[Saved data entries]
:::

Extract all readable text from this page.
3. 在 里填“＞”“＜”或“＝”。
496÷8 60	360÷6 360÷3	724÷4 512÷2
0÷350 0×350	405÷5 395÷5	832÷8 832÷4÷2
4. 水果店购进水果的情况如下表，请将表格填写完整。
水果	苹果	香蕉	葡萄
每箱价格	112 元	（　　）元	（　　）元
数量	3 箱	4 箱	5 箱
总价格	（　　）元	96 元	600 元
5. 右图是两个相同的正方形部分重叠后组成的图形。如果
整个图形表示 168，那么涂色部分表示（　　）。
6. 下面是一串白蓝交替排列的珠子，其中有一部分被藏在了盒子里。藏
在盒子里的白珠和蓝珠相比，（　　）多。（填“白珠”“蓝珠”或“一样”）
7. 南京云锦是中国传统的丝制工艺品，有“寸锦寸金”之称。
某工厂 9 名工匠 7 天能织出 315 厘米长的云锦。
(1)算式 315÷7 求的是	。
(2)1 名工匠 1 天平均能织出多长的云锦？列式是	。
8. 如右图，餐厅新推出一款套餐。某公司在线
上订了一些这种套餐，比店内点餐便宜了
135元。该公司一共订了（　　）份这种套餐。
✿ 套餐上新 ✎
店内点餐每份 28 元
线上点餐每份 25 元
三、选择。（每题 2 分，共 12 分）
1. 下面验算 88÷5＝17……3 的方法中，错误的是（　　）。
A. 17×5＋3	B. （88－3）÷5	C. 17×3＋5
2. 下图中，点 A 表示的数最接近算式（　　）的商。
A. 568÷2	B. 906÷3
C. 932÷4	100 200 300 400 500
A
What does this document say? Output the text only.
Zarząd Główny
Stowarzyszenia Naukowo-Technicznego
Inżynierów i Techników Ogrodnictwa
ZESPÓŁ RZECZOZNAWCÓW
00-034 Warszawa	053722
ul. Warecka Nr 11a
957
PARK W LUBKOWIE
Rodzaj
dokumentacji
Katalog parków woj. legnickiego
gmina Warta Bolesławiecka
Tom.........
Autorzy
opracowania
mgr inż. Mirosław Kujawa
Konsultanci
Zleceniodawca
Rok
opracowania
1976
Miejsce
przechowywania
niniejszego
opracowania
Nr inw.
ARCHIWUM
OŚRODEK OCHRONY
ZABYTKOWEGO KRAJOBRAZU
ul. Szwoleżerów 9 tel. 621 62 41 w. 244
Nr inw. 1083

:::

▸ Direction
Say how many lines in the entries contain the string "this", and leave out everything else.

▸ Solution
2